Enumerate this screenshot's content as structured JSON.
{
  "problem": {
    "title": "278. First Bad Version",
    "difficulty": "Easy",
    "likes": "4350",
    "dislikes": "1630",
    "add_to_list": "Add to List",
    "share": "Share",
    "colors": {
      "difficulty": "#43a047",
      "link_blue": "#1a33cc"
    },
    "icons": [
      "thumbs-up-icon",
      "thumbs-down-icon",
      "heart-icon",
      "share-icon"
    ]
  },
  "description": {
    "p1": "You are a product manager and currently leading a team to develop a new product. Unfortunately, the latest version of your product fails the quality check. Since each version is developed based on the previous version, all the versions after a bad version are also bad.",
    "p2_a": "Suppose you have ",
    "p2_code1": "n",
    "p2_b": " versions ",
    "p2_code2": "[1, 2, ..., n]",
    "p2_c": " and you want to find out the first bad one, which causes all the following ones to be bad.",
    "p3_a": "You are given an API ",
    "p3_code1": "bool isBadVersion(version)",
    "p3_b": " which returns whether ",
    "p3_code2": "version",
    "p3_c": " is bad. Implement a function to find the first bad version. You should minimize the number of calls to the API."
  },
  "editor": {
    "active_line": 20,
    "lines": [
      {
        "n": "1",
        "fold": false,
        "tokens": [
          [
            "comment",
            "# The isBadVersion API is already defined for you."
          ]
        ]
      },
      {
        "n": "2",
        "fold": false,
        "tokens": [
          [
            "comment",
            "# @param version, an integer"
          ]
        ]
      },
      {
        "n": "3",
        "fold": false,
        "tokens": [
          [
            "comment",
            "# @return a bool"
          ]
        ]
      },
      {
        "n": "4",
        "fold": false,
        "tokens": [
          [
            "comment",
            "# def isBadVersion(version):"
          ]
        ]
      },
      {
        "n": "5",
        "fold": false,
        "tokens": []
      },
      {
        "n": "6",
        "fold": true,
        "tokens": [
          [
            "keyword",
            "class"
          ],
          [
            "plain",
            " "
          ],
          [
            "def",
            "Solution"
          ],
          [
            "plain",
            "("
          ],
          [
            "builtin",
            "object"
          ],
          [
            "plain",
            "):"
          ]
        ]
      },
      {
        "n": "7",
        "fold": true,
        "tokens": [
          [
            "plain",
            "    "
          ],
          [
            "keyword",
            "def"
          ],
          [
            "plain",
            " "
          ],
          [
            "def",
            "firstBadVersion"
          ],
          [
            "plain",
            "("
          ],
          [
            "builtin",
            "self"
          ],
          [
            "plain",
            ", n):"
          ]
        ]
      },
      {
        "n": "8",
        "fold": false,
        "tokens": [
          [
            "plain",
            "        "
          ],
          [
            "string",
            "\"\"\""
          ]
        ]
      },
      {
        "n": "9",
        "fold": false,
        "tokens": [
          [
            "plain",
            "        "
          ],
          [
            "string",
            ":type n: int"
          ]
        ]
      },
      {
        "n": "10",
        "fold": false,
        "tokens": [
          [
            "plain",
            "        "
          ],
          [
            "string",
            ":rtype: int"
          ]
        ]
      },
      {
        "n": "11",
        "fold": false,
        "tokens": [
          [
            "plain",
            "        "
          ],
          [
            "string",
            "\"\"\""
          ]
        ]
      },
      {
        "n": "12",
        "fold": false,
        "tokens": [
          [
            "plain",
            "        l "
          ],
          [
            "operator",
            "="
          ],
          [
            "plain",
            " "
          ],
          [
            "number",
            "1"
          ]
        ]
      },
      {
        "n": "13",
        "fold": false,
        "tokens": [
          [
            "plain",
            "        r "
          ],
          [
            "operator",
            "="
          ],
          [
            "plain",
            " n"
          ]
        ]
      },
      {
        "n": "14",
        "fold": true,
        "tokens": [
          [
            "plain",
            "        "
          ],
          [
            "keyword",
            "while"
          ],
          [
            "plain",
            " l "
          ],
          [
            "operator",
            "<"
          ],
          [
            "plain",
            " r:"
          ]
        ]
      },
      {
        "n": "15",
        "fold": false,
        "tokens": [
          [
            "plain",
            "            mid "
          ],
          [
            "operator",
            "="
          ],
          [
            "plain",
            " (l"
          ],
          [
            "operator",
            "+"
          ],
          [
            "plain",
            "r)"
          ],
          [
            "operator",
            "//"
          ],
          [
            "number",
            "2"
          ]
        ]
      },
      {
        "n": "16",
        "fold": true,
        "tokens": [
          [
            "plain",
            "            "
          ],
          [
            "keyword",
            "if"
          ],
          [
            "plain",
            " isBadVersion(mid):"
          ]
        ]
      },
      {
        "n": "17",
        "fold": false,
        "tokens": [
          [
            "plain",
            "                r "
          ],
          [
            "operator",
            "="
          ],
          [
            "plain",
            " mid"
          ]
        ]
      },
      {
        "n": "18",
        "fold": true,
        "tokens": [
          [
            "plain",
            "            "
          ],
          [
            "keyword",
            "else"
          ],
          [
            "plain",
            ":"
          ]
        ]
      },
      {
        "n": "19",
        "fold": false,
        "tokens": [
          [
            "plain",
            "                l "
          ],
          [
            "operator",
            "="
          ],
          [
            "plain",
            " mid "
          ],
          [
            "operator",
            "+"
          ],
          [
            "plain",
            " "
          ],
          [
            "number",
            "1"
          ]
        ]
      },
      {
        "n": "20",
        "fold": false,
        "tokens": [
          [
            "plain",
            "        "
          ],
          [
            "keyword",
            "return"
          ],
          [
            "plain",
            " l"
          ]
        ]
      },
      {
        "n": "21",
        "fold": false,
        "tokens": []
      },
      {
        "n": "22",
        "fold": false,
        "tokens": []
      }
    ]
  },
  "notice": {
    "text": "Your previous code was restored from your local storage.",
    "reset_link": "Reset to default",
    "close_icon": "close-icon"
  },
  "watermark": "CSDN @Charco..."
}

## Exercise directions:
Your task is to repeat every entry exactly.

## The answer:
Enumerate this screenshot's content as structured JSON.
{
  "problem": {
    "title": "278. First Bad Version",
    "difficulty": "Easy",
    "likes": "4350",
    "dislikes": "1630",
    "add_to_list": "Add to List",
    "share": "Share",
    "colors": {
      "difficulty": "#43a047",
      "link_blue": "#1a33cc"
    },
    "icons": [
      "thumbs-up-icon",
      "thumbs-down-icon",
      "heart-icon",
      "share-icon"
    ]
  },
  "description": {
    "p1": "You are a product manager and currently leading a team to develop a new product. Unfortunately, the latest version of your product fails the quality check. Since each version is developed based on the previous version, all the versions after a bad version are also bad.",
    "p2_a": "Suppose you have ",
    "p2_code1": "n",
    "p2_b": " versions ",
    "p2_code2": "[1, 2, ..., n]",
    "p2_c": " and you want to find out the first bad one, which causes all the following ones to be bad.",
    "p3_a": "You are given an API ",
    "p3_code1": "bool isBadVersion(version)",
    "p3_b": " which returns whether ",
    "p3_code2": "version",
    "p3_c": " is bad. Implement a function to find the first bad version. You should minimize the number of calls to the API."
  },
  "editor": {
    "active_line": 20,
    "lines": [
      {
        "n": "1",
        "fold": false,
        "tokens": [
          [
            "comment",
            "# The isBadVersion API is already defined for you."
          ]
        ]
      },
      {
        "n": "2",
        "fold": false,
        "tokens": [
          [
            "comment",
            "# @param version, an integer"
          ]
        ]
      },
      {
        "n": "3",
        "fold": false,
        "tokens": [
          [
            "comment",
            "# @return a bool"
          ]
        ]
      },
      {
        "n": "4",
        "fold": false,
        "tokens": [
          [
            "comment",
            "# def isBadVersion(version):"
          ]
        ]
      },
      {
        "n": "5",
        "fold": false,
        "tokens": []
      },
      {
        "n": "6",
        "fold": true,
        "tokens": [
          [
            "keyword",
            "class"
          ],
          [
            "plain",
            " "
          ],
          [
            "def",
            "Solution"
          ],
          [
            "plain",
            "("
          ],
          [
            "builtin",
            "object"
          ],
          [
            "plain",
            "):"
          ]
        ]
      },
      {
        "n": "7",
        "fold": true,
        "tokens": [
          [
            "plain",
            "    "
          ],
          [
            "keyword",
            "def"
          ],
          [
            "plain",
            " "
          ],
          [
            "def",
            "firstBadVersion"
          ],
          [
            "plain",
            "("
          ],
          [
            "builtin",
            "self"
          ],
          [
            "plain",
            ", n):"
          ]
        ]
      },
      {
        "n": "8",
        "fold": false,
        "tokens": [
          [
            "plain",
            "        "
          ],
          [
            "string",
            "\"\"\""
          ]
        ]
      },
      {
        "n": "9",
        "fold": false,
        "tokens": [
          [
            "plain",
            "        "
          ],
          [
            "string",
            ":type n: int"
          ]
        ]
      },
      {
        "n": "10",
        "fold": false,
        "tokens": [
          [
            "plain",
            "        "
          ],
          [
            "string",
            ":rtype: int"
          ]
        ]
      },
      {
        "n": "11",
        "fold": false,
        "tokens": [
          [
            "plain",
            "        "
          ],
          [
            "string",
            "\"\"\""
          ]
        ]
      },
      {
        "n": "12",
        "fold": false,
        "tokens": [
          [
            "plain",
            "        l "
          ],
          [
            "operator",
            "="
          ],
          [
            "plain",
            " "
          ],
          [
            "number",
            "1"
          ]
        ]
      },
      {
        "n": "13",
        "fold": false,
        "tokens": [
          [
            "plain",
            "        r "
          ],
          [
            "operator",
            "="
          ],
          [
            "plain",
            " n"
          ]
        ]
      },
      {
        "n": "14",
        "fold": true,
        "tokens": [
          [
            "plain",
            "        "
          ],
          [
            "keyword",
            "while"
          ],
          [
            "plain",
            " l "
          ],
          [
            "operator",
            "<"
          ],
          [
            "plain",
            " r:"
          ]
        ]
      },
      {
        "n": "15",
        "fold": false,
        "tokens": [
          [
            "plain",
            "            mid "
          ],
          [
            "operator",
            "="
          ],
          [
            "plain",
            " (l"
          ],
          [
            "operator",
            "+"
          ],
          [
            "plain",
            "r)"
          ],
          [
            "operator",
            "//"
          ],
          [
            "number",
            "2"
          ]
        ]
      },
      {
        "n": "16",
        "fold": true,
        "tokens": [
          [
            "plain",
            "            "
          ],
          [
            "keyword",
            "if"
          ],
          [
            "plain",
            " isBadVersion(mid):"
          ]
        ]
      },
      {
        "n": "17",
        "fold": false,
        "tokens": [
          [
            "plain",
            "                r "
          ],
          [
            "operator",
            "="
          ],
          [
            "plain",
            " mid"
          ]
        ]
      },
      {
        "n": "18",
        "fold": true,
        "tokens": [
          [
            "plain",
            "            "
          ],
          [
            "keyword",
            "else"
          ],
          [
            "plain",
            ":"
          ]
        ]
      },
      {
        "n": "19",
        "fold": false,
        "tokens": [
          [
            "plain",
            "                l "
          ],
          [
            "operator",
            "="
          ],
          [
            "plain",
            " mid "
          ],
          [
            "operator",
            "+"
          ],
          [
            "plain",
            " "
          ],
          [
            "number",
            "1"
          ]
        ]
      },
      {
        "n": "20",
        "fold": false,
        "tokens": [
          [
            "plain",
            "        "
          ],
          [
            "keyword",
            "return"
          ],
          [
            "plain",
            " l"
          ]
        ]
      },
      {
        "n": "21",
        "fold": false,
        "tokens": []
      },
      {
        "n": "22",
        "fold": false,
        "tokens": []
      }
    ]
  },
  "notice": {
    "text": "Your previous code was restored from your local storage.",
    "reset_link": "Reset to default",
    "close_icon": "close-icon"
  },
  "watermark": "CSDN @Charco..."
}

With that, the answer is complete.